_EXERCISE OBJECTIVE_
Show all lines that include the string "AIRS"; copy each one.

Dataset rows about figures
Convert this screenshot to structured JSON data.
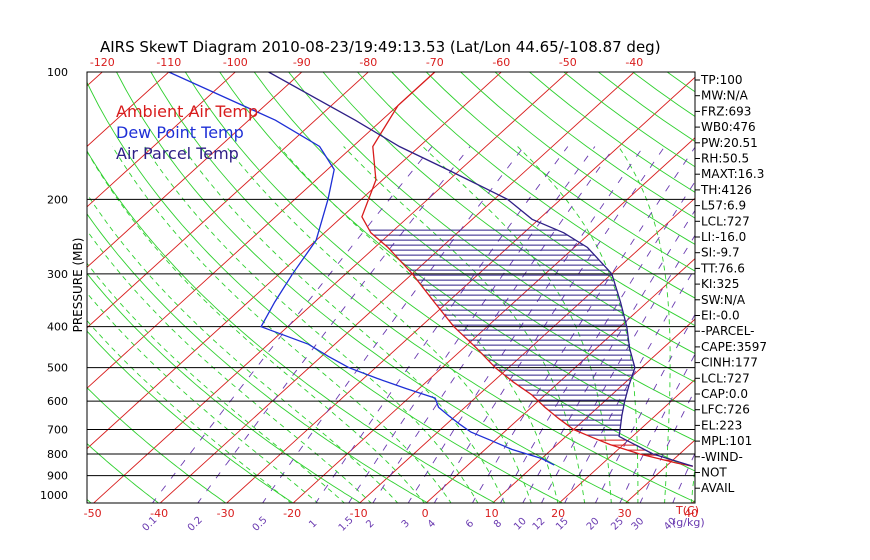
{
  "title": "AIRS SkewT Diagram 2010-08-23/19:49:13.53 (Lat/Lon 44.65/-108.87 deg)",
  "legend": [
    {
      "label": "Ambient Air Temp",
      "color": "#d81c1c"
    },
    {
      "label": "Dew Point Temp",
      "color": "#1e2fd6"
    },
    {
      "label": "Air Parcel Temp",
      "color": "#2e1f86"
    }
  ],
  "colors": {
    "frame": "#000000",
    "isotherm": "#d81c1c",
    "dry_adiabat": "#2fd02f",
    "moist_adiabat": "#2fd02f",
    "mixing_ratio": "#6a3ab0",
    "cape_hatch": "#2e1f86",
    "cin_hatch": "#d81c1c"
  },
  "axis": {
    "y_label": "PRESSURE (MB)",
    "pressure_ticks": [
      "100",
      "200",
      "300",
      "400",
      "500",
      "600",
      "700",
      "800",
      "900",
      "1000"
    ],
    "top_temp_ticks": [
      "-120",
      "-110",
      "-100",
      "-90",
      "-80",
      "-70",
      "-60",
      "-50",
      "-40"
    ],
    "bottom_temp_ticks": [
      "-50",
      "-40",
      "-30",
      "-20",
      "-10",
      "0",
      "10",
      "20",
      "30",
      "40"
    ],
    "bottom_unit": "T(C)",
    "mixing_ratio_ticks": [
      "0.1",
      "0.2",
      "0.5",
      "1",
      "1.5",
      "2",
      "3",
      "4",
      "6",
      "8",
      "10",
      "12",
      "15",
      "20",
      "25",
      "30",
      "40"
    ],
    "mixing_ratio_unit": "(g/kg)"
  },
  "stats": [
    "TP:100",
    "MW:N/A",
    "FRZ:693",
    "WB0:476",
    "PW:20.51",
    "RH:50.5",
    "MAXT:16.3",
    "TH:4126",
    "L57:6.9",
    "LCL:727",
    "LI:-16.0",
    "SI:-9.7",
    "TT:76.6",
    "KI:325",
    "SW:N/A",
    "EI:-0.0",
    "-PARCEL-",
    "CAPE:3597",
    "CINH:177",
    "LCL:727",
    "CAP:0.0",
    "LFC:726",
    "EL:223",
    "MPL:101",
    "-WIND-",
    "NOT",
    "AVAIL"
  ],
  "chart_data": {
    "type": "line",
    "title": "AIRS SkewT Diagram 2010-08-23/19:49:13.53 (Lat/Lon 44.65/-108.87 deg)",
    "xlabel": "T(C)",
    "ylabel": "PRESSURE (MB)",
    "y_scale": "log",
    "ylim": [
      1050,
      100
    ],
    "bottom_xlim": [
      -52,
      40
    ],
    "series": [
      {
        "name": "Ambient Air Temp",
        "pressure": [
          855,
          840,
          800,
          760,
          730,
          700,
          660,
          620,
          580,
          540,
          500,
          450,
          400,
          350,
          300,
          260,
          240,
          220,
          180,
          150,
          120,
          100
        ],
        "temperature": [
          34,
          31,
          24,
          18,
          14,
          10,
          6,
          2,
          -2,
          -7,
          -12,
          -18,
          -25,
          -32,
          -40,
          -48,
          -53,
          -57,
          -61,
          -67,
          -70,
          -70
        ]
      },
      {
        "name": "Dew Point Temp",
        "pressure": [
          850,
          820,
          780,
          740,
          710,
          680,
          650,
          620,
          590,
          560,
          530,
          500,
          470,
          440,
          400,
          350,
          300,
          250,
          200,
          170,
          150,
          130,
          100
        ],
        "temperature": [
          13,
          10,
          4,
          -1,
          -5,
          -8,
          -11,
          -14,
          -16,
          -22,
          -28,
          -34,
          -39,
          -44,
          -54,
          -56,
          -58,
          -60,
          -65,
          -69,
          -75,
          -86,
          -110
        ]
      },
      {
        "name": "Air Parcel Temp",
        "pressure": [
          855,
          800,
          727,
          700,
          650,
          600,
          550,
          500,
          450,
          400,
          350,
          300,
          260,
          240,
          223,
          200,
          170,
          150,
          130,
          100
        ],
        "temperature": [
          34,
          26,
          18,
          17,
          15,
          13,
          11,
          9,
          5,
          1,
          -4,
          -10,
          -18,
          -24,
          -31,
          -38,
          -52,
          -63,
          -74,
          -95
        ]
      }
    ]
  }
}
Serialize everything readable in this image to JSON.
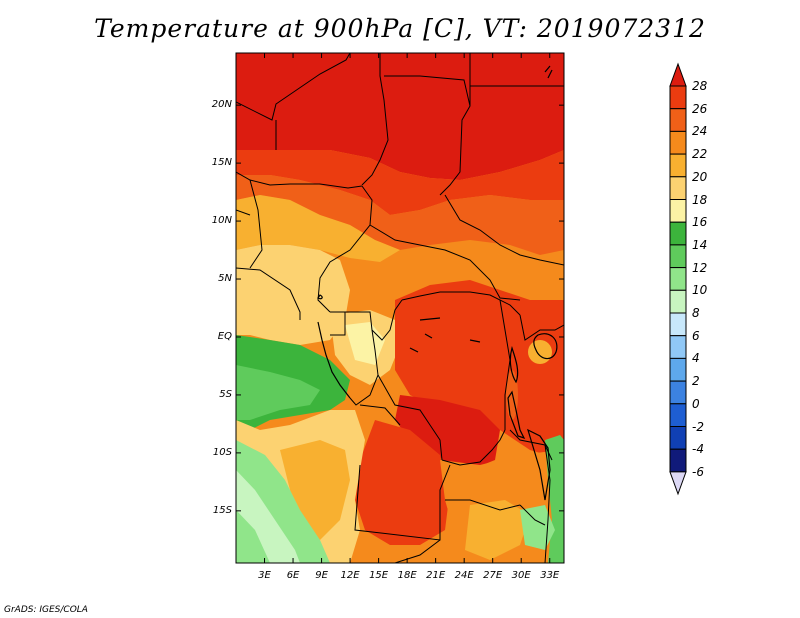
{
  "title": "Temperature at 900hPa [C], VT: 2019072312",
  "credit": "GrADS: IGES/COLA",
  "map": {
    "region": "Central Africa",
    "variable": "Temperature at 900hPa",
    "units": "C",
    "lat_labels": [
      "20N",
      "15N",
      "10N",
      "5N",
      "EQ",
      "5S",
      "10S",
      "15S"
    ],
    "lat_values": [
      20,
      15,
      10,
      5,
      0,
      -5,
      -10,
      -15
    ],
    "lon_labels": [
      "3E",
      "6E",
      "9E",
      "12E",
      "15E",
      "18E",
      "21E",
      "24E",
      "27E",
      "30E",
      "33E"
    ],
    "lon_values": [
      3,
      6,
      9,
      12,
      15,
      18,
      21,
      24,
      27,
      30,
      33
    ],
    "lat_range": [
      -19.5,
      24.5
    ],
    "lon_range": [
      0,
      34.5
    ]
  },
  "colorbar": {
    "labels": [
      "28",
      "26",
      "24",
      "22",
      "20",
      "18",
      "16",
      "14",
      "12",
      "10",
      "8",
      "6",
      "4",
      "2",
      "0",
      "-2",
      "-4",
      "-6"
    ],
    "colors": [
      "#dc1c10",
      "#eb3c10",
      "#f06018",
      "#f58a1c",
      "#f8b030",
      "#fcd271",
      "#fcf3a5",
      "#3cb43c",
      "#5fcb5c",
      "#90e58a",
      "#c8f5c0",
      "#c8e8fb",
      "#90c8f6",
      "#5ea8ec",
      "#3c82e1",
      "#1e5ed2",
      "#1040b4",
      "#101a7a",
      "#dcd8f5"
    ],
    "top_color": "#dc1c10",
    "bottom_color": "#dcd8f5"
  }
}
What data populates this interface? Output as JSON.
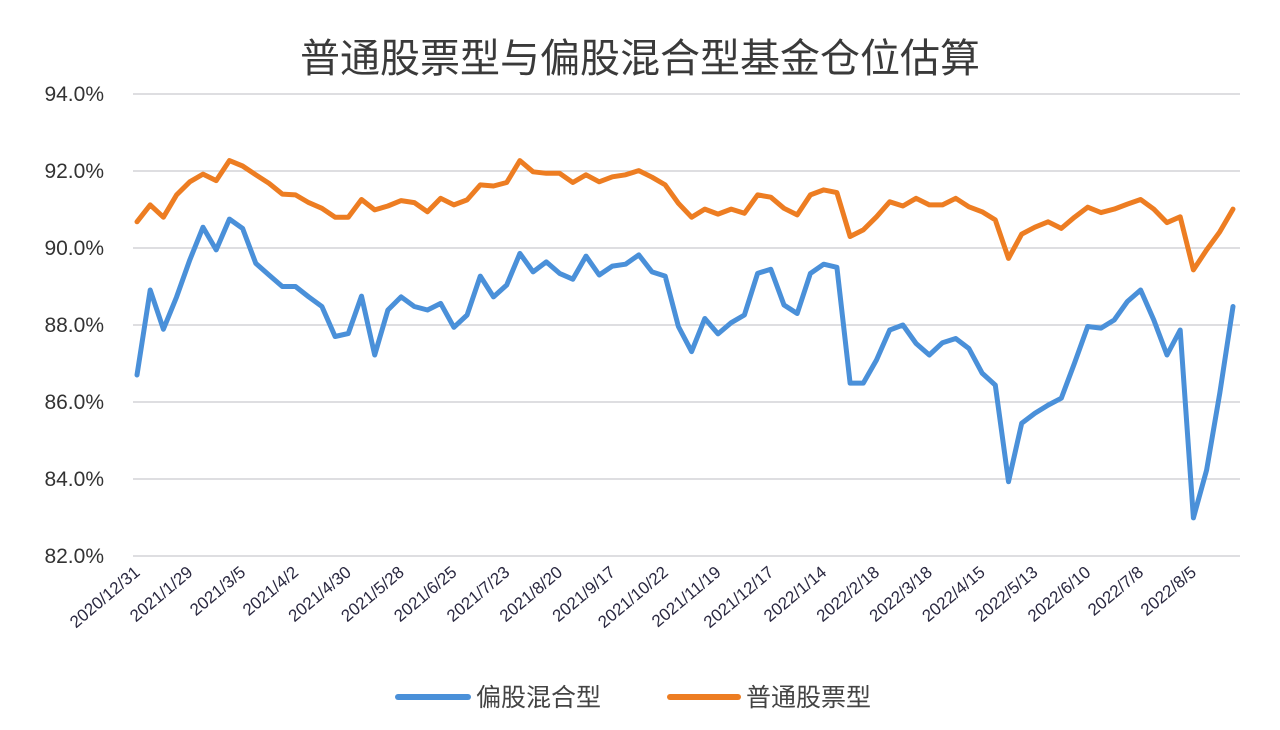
{
  "chart_data": {
    "type": "line",
    "title": "普通股票型与偏股混合型基金仓位估算",
    "xlabel": "",
    "ylabel": "",
    "ylim": [
      82,
      94
    ],
    "y_ticks": [
      "82.0%",
      "84.0%",
      "86.0%",
      "88.0%",
      "90.0%",
      "92.0%",
      "94.0%"
    ],
    "y_tick_values": [
      82,
      84,
      86,
      88,
      90,
      92,
      94
    ],
    "x_tick_labels": [
      "2020/12/31",
      "2021/1/29",
      "2021/3/5",
      "2021/4/2",
      "2021/4/30",
      "2021/5/28",
      "2021/6/25",
      "2021/7/23",
      "2021/8/20",
      "2021/9/17",
      "2021/10/22",
      "2021/11/19",
      "2021/12/17",
      "2022/1/14",
      "2022/2/18",
      "2022/3/18",
      "2022/4/15",
      "2022/5/13",
      "2022/6/10",
      "2022/7/8",
      "2022/8/5"
    ],
    "x_tick_every": 4,
    "grid": "horizontal",
    "legend_position": "bottom",
    "series": [
      {
        "name": "偏股混合型",
        "color": "#4a90d9",
        "values": [
          86.7,
          88.91,
          87.89,
          88.73,
          89.69,
          90.54,
          89.95,
          90.75,
          90.51,
          89.6,
          89.3,
          89.0,
          89.0,
          88.73,
          88.48,
          87.7,
          87.78,
          88.75,
          87.22,
          88.39,
          88.73,
          88.48,
          88.39,
          88.56,
          87.94,
          88.26,
          89.27,
          88.73,
          89.04,
          89.86,
          89.38,
          89.64,
          89.34,
          89.19,
          89.79,
          89.3,
          89.53,
          89.58,
          89.82,
          89.38,
          89.27,
          87.96,
          87.31,
          88.17,
          87.77,
          88.06,
          88.26,
          89.34,
          89.45,
          88.52,
          88.3,
          89.34,
          89.58,
          89.5,
          86.49,
          86.49,
          87.09,
          87.87,
          88.0,
          87.52,
          87.22,
          87.54,
          87.65,
          87.39,
          86.75,
          86.44,
          83.93,
          85.45,
          85.71,
          85.92,
          86.1,
          87.01,
          87.96,
          87.92,
          88.13,
          88.61,
          88.91,
          88.13,
          87.22,
          87.87,
          82.99,
          84.23,
          86.23,
          88.48
        ]
      },
      {
        "name": "普通股票型",
        "color": "#ed7d22",
        "values": [
          90.68,
          91.12,
          90.8,
          91.38,
          91.72,
          91.92,
          91.75,
          92.27,
          92.13,
          91.9,
          91.68,
          91.4,
          91.38,
          91.18,
          91.03,
          90.8,
          90.8,
          91.26,
          90.99,
          91.09,
          91.23,
          91.18,
          90.94,
          91.29,
          91.12,
          91.25,
          91.64,
          91.61,
          91.7,
          92.27,
          91.98,
          91.94,
          91.94,
          91.7,
          91.9,
          91.72,
          91.85,
          91.9,
          92.01,
          91.84,
          91.64,
          91.16,
          90.8,
          91.01,
          90.88,
          91.01,
          90.9,
          91.38,
          91.32,
          91.03,
          90.86,
          91.38,
          91.51,
          91.44,
          90.3,
          90.47,
          90.81,
          91.2,
          91.09,
          91.29,
          91.12,
          91.12,
          91.29,
          91.07,
          90.94,
          90.73,
          89.73,
          90.36,
          90.54,
          90.68,
          90.51,
          90.8,
          91.06,
          90.92,
          91.01,
          91.14,
          91.26,
          91.01,
          90.66,
          90.81,
          89.43,
          89.95,
          90.42,
          91.01
        ]
      }
    ]
  }
}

_WRITTEN REPLY_
  "title": "AIRS SkewT Diagram 2010-08-23/19:49:13.53 (Lat/Lon 44.65/-108.87 deg)",
    "title": "AIRS SkewT Diagram 2010-08-23/19:49:13.53 (Lat/Lon 44.65/-108.87 deg)",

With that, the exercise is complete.